Document excerpt:
########################################

Early one morning about 4:30 am I was up and out of smokes. Like most people awake at that hour my main concern was feeding my addiction. At four in the morning however there would be people outside willing to kill to support their given habit.  I strolled down Bourbon to find a place open with nicotine as barbacks dragged dozens of bottle clattering garbage cans out to the curb.  Large rodents scurried about grabbing up dropped pizza crusts and chicken bones.  I watched my back for any thug that might dart out from the shadows of a doorway to clock me in the head with a beer bottle with one hand as his other hand went for my wallet.  I also had to watch my step as I navigated around numerous puddles of vomit.  I looked down at a bright pink rice filled pile of vomit and commented to myself "Someone had Gumbo and Hurricanes last night."

########################################

Material shown:
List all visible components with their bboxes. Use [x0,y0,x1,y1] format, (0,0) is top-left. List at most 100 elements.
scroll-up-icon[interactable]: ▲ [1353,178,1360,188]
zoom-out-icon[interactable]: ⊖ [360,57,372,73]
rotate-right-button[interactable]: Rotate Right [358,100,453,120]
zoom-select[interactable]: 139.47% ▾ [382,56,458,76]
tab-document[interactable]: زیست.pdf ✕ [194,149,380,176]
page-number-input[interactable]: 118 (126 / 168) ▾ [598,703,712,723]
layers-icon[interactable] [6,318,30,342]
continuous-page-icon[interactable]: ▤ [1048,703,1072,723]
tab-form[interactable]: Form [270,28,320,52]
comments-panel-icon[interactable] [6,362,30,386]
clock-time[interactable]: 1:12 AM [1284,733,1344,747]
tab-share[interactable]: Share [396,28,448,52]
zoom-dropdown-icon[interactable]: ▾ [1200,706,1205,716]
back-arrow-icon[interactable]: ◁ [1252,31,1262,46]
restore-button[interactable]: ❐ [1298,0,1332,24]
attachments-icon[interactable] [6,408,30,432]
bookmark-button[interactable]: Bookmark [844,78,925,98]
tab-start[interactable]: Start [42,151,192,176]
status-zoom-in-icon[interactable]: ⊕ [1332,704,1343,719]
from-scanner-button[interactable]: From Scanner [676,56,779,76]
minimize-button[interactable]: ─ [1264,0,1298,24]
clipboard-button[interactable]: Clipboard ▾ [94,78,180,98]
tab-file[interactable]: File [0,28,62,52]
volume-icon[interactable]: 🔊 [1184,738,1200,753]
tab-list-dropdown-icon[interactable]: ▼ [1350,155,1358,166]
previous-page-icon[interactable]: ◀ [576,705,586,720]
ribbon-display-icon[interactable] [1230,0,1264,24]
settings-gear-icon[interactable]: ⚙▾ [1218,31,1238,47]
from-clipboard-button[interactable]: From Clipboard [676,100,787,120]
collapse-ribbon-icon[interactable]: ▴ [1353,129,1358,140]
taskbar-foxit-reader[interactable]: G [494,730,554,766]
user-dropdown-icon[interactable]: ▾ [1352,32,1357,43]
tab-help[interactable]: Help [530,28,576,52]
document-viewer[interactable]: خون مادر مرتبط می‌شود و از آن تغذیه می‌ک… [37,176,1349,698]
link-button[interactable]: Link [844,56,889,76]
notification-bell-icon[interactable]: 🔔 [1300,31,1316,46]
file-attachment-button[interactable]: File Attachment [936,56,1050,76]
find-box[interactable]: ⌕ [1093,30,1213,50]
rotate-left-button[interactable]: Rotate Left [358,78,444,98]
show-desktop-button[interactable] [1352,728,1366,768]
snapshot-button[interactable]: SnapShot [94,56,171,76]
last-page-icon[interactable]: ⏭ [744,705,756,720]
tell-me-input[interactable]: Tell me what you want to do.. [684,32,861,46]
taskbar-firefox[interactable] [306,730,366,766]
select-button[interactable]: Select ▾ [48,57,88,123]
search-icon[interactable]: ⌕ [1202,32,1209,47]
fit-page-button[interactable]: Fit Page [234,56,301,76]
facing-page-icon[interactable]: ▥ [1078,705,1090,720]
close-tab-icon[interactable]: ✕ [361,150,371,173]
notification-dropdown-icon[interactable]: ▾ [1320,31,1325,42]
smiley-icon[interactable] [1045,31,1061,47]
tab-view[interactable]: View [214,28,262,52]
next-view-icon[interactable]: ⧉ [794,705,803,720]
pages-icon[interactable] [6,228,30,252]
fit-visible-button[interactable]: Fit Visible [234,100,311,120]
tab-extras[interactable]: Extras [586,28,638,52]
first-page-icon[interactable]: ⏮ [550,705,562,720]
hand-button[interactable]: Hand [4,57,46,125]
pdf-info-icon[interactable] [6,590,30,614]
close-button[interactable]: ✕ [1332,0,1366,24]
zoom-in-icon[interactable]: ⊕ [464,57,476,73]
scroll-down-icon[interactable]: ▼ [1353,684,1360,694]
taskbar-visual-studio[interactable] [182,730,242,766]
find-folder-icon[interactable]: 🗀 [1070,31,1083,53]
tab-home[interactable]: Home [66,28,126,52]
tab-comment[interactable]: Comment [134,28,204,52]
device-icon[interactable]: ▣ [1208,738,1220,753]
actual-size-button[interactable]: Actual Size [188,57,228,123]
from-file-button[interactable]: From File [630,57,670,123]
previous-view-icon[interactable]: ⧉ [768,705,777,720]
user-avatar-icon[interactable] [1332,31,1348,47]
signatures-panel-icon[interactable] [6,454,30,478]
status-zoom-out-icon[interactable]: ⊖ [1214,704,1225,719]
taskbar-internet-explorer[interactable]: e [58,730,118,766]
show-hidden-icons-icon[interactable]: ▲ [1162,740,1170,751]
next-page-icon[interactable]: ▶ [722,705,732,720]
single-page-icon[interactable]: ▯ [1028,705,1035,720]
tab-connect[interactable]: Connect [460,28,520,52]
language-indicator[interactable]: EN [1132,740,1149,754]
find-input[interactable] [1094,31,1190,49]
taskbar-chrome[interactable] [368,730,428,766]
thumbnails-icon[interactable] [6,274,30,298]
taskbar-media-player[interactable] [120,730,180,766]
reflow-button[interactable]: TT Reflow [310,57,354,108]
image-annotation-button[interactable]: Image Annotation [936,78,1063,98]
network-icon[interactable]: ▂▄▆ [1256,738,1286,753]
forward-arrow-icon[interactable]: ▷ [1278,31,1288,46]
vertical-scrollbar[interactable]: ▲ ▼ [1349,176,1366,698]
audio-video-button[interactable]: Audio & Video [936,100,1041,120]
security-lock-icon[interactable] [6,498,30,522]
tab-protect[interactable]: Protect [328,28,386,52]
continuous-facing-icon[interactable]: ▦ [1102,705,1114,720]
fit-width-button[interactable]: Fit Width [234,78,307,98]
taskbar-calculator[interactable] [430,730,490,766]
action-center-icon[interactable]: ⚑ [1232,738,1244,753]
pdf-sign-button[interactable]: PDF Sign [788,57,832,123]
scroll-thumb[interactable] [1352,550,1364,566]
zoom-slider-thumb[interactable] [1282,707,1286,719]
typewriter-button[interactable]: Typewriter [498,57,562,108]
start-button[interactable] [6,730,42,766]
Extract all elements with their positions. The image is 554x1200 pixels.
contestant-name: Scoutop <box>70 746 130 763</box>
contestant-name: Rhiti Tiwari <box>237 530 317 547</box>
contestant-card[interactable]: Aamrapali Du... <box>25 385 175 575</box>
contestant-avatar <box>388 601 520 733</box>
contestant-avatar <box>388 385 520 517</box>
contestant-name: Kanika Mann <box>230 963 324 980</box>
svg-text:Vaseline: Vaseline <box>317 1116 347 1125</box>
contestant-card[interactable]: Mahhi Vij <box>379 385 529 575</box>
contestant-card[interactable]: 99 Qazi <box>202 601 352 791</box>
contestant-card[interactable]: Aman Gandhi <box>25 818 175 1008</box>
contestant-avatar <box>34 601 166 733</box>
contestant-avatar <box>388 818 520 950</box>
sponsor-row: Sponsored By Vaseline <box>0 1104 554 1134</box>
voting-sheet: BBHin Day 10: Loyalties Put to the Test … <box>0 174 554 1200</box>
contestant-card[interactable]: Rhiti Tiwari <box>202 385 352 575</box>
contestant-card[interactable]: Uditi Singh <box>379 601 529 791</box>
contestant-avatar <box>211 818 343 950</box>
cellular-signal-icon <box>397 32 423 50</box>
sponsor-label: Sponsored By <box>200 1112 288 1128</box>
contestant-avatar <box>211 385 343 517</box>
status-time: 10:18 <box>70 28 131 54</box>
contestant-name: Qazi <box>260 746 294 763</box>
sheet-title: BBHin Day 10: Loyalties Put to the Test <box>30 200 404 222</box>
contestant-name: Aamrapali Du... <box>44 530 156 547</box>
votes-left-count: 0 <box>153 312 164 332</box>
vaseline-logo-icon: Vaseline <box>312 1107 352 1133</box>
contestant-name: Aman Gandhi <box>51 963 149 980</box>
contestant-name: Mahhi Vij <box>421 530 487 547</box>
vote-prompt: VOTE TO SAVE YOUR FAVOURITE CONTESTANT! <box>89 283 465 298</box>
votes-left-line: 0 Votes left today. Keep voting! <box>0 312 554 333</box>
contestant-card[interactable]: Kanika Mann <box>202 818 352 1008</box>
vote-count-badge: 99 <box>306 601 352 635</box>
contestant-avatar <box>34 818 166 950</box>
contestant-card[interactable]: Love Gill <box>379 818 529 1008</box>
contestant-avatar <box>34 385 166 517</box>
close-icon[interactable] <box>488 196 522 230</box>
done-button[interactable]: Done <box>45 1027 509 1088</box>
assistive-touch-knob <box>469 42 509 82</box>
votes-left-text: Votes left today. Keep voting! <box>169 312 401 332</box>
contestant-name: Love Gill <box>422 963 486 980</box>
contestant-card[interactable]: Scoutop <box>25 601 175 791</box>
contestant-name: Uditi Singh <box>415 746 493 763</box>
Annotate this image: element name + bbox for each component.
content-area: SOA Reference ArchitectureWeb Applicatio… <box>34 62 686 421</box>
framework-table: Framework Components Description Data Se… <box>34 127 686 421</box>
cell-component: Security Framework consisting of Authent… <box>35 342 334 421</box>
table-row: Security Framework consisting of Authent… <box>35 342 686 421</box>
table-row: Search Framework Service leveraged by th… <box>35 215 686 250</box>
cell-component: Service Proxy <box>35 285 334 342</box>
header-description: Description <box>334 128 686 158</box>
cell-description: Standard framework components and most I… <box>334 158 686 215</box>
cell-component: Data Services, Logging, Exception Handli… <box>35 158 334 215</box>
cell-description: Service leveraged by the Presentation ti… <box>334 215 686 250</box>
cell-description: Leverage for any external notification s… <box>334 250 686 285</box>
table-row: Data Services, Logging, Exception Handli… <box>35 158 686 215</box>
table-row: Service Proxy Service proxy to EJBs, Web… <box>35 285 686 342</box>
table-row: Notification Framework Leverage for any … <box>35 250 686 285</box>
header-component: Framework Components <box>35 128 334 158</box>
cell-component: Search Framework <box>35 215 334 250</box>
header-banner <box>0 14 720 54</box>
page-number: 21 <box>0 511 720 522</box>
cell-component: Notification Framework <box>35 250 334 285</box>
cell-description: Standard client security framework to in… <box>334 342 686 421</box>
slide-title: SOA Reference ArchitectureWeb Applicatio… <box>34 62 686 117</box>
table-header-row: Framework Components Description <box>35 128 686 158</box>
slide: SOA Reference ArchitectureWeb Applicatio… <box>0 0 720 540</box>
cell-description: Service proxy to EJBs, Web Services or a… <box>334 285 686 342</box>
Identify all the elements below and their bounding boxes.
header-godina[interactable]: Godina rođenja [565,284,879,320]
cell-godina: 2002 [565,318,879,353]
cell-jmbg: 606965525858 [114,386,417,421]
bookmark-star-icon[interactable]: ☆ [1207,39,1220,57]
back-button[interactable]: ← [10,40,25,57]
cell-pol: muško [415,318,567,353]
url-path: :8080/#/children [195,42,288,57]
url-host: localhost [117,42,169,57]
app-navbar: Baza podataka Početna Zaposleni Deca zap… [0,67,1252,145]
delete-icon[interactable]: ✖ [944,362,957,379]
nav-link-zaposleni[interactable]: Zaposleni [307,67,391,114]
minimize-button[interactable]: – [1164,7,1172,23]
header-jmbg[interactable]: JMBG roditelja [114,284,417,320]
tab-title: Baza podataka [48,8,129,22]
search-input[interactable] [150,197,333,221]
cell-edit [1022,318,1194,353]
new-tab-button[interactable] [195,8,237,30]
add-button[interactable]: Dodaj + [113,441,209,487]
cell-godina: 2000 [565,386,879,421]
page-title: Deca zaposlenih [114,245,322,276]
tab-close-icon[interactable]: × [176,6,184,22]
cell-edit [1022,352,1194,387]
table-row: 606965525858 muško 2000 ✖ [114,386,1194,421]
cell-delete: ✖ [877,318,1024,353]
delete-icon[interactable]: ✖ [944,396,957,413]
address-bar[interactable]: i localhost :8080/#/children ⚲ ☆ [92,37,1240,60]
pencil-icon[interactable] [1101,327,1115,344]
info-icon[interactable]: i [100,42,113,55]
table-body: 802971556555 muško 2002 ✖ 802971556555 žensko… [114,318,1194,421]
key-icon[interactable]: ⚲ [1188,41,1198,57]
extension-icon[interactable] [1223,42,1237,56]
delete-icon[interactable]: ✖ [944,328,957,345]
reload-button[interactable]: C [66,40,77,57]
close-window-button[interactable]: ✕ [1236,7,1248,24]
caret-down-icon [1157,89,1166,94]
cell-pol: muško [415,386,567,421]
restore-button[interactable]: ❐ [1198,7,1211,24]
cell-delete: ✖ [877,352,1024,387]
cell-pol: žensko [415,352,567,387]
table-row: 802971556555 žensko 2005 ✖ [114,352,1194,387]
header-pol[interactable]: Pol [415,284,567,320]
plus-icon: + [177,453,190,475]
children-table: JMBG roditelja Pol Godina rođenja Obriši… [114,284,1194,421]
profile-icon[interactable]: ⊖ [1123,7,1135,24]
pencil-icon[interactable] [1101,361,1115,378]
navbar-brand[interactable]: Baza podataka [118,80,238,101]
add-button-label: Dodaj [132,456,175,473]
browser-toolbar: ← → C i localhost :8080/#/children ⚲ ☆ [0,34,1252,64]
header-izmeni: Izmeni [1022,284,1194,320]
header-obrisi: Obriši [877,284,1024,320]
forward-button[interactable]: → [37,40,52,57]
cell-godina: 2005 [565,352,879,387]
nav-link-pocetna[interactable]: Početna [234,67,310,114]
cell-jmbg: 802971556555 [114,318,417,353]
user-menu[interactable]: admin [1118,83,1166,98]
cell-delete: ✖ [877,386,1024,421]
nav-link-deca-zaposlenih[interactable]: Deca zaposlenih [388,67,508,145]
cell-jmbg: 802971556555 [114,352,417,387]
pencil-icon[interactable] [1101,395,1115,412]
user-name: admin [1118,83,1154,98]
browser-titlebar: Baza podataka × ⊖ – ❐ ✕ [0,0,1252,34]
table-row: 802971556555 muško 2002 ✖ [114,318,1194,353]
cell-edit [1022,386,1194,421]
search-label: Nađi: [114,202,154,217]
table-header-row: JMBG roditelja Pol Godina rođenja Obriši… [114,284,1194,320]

########################################

Written exercise:
According to the Bourbon Street passage, at about what time in the morning was the narrator up and out of smokes?

Answer below:
About 4:30 am.